▸ **YOUR OBJECTIVE**:
An exact copy of every record is needed.
--- START OF DATASET RECORDS ---
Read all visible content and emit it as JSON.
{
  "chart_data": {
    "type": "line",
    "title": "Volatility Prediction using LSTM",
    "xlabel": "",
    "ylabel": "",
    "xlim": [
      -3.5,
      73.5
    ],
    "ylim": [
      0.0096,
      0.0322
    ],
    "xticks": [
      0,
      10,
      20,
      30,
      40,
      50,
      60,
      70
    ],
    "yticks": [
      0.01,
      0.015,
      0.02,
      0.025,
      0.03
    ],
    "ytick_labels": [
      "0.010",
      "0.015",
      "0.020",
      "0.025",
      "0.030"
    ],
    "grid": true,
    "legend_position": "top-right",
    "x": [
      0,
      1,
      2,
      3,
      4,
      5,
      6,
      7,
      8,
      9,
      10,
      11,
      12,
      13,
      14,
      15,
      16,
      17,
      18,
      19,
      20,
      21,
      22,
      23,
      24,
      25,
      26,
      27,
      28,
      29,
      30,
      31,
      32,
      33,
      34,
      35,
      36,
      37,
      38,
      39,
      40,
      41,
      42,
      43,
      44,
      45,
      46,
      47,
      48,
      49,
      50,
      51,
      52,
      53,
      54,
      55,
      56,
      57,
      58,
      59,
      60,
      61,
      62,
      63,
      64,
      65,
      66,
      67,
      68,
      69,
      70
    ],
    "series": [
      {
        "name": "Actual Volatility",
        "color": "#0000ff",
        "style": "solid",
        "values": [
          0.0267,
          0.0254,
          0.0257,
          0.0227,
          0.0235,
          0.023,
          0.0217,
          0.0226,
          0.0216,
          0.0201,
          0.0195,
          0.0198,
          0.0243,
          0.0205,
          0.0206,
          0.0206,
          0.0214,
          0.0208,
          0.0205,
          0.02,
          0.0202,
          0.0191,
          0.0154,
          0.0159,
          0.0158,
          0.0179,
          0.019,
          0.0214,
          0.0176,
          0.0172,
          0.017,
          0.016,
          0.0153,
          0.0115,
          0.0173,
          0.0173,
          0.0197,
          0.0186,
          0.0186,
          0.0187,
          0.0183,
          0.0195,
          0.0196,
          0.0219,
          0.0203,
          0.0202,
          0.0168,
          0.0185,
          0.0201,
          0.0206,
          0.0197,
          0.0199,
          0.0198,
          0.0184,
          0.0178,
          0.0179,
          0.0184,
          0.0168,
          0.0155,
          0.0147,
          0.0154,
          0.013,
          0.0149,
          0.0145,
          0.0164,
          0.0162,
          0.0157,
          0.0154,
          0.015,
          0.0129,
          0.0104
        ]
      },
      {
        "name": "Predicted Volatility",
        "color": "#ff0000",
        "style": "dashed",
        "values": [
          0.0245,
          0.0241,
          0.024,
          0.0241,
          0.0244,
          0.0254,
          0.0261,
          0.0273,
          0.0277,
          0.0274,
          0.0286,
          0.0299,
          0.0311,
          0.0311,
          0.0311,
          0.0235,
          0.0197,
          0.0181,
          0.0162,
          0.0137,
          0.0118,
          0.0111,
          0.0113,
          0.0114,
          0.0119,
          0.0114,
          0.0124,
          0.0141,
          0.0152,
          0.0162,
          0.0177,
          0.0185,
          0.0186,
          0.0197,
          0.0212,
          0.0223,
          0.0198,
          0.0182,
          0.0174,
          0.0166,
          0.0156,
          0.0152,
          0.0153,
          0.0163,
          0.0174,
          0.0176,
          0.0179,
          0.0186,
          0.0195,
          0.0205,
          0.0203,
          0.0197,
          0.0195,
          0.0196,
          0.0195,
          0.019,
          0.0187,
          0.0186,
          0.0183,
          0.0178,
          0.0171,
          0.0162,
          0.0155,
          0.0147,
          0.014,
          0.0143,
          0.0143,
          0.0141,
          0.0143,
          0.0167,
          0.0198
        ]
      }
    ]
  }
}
--- END OF DATASET RECORDS ---
▸ **FINISHED EXERCISE**:
Read all visible content and emit it as JSON.
{
  "chart_data": {
    "type": "line",
    "title": "Volatility Prediction using LSTM",
    "xlabel": "",
    "ylabel": "",
    "xlim": [
      -3.5,
      73.5
    ],
    "ylim": [
      0.0096,
      0.0322
    ],
    "xticks": [
      0,
      10,
      20,
      30,
      40,
      50,
      60,
      70
    ],
    "yticks": [
      0.01,
      0.015,
      0.02,
      0.025,
      0.03
    ],
    "ytick_labels": [
      "0.010",
      "0.015",
      "0.020",
      "0.025",
      "0.030"
    ],
    "grid": true,
    "legend_position": "top-right",
    "x": [
      0,
      1,
      2,
      3,
      4,
      5,
      6,
      7,
      8,
      9,
      10,
      11,
      12,
      13,
      14,
      15,
      16,
      17,
      18,
      19,
      20,
      21,
      22,
      23,
      24,
      25,
      26,
      27,
      28,
      29,
      30,
      31,
      32,
      33,
      34,
      35,
      36,
      37,
      38,
      39,
      40,
      41,
      42,
      43,
      44,
      45,
      46,
      47,
      48,
      49,
      50,
      51,
      52,
      53,
      54,
      55,
      56,
      57,
      58,
      59,
      60,
      61,
      62,
      63,
      64,
      65,
      66,
      67,
      68,
      69,
      70
    ],
    "series": [
      {
        "name": "Actual Volatility",
        "color": "#0000ff",
        "style": "solid",
        "values": [
          0.0267,
          0.0254,
          0.0257,
          0.0227,
          0.0235,
          0.023,
          0.0217,
          0.0226,
          0.0216,
          0.0201,
          0.0195,
          0.0198,
          0.0243,
          0.0205,
          0.0206,
          0.0206,
          0.0214,
          0.0208,
          0.0205,
          0.02,
          0.0202,
          0.0191,
          0.0154,
          0.0159,
          0.0158,
          0.0179,
          0.019,
          0.0214,
          0.0176,
          0.0172,
          0.017,
          0.016,
          0.0153,
          0.0115,
          0.0173,
          0.0173,
          0.0197,
          0.0186,
          0.0186,
          0.0187,
          0.0183,
          0.0195,
          0.0196,
          0.0219,
          0.0203,
          0.0202,
          0.0168,
          0.0185,
          0.0201,
          0.0206,
          0.0197,
          0.0199,
          0.0198,
          0.0184,
          0.0178,
          0.0179,
          0.0184,
          0.0168,
          0.0155,
          0.0147,
          0.0154,
          0.013,
          0.0149,
          0.0145,
          0.0164,
          0.0162,
          0.0157,
          0.0154,
          0.015,
          0.0129,
          0.0104
        ]
      },
      {
        "name": "Predicted Volatility",
        "color": "#ff0000",
        "style": "dashed",
        "values": [
          0.0245,
          0.0241,
          0.024,
          0.0241,
          0.0244,
          0.0254,
          0.0261,
          0.0273,
          0.0277,
          0.0274,
          0.0286,
          0.0299,
          0.0311,
          0.0311,
          0.0311,
          0.0235,
          0.0197,
          0.0181,
          0.0162,
          0.0137,
          0.0118,
          0.0111,
          0.0113,
          0.0114,
          0.0119,
          0.0114,
          0.0124,
          0.0141,
          0.0152,
          0.0162,
          0.0177,
          0.0185,
          0.0186,
          0.0197,
          0.0212,
          0.0223,
          0.0198,
          0.0182,
          0.0174,
          0.0166,
          0.0156,
          0.0152,
          0.0153,
          0.0163,
          0.0174,
          0.0176,
          0.0179,
          0.0186,
          0.0195,
          0.0205,
          0.0203,
          0.0197,
          0.0195,
          0.0196,
          0.0195,
          0.019,
          0.0187,
          0.0186,
          0.0183,
          0.0178,
          0.0171,
          0.0162,
          0.0155,
          0.0147,
          0.014,
          0.0143,
          0.0143,
          0.0141,
          0.0143,
          0.0167,
          0.0198
        ]
      }
    ]
  }
}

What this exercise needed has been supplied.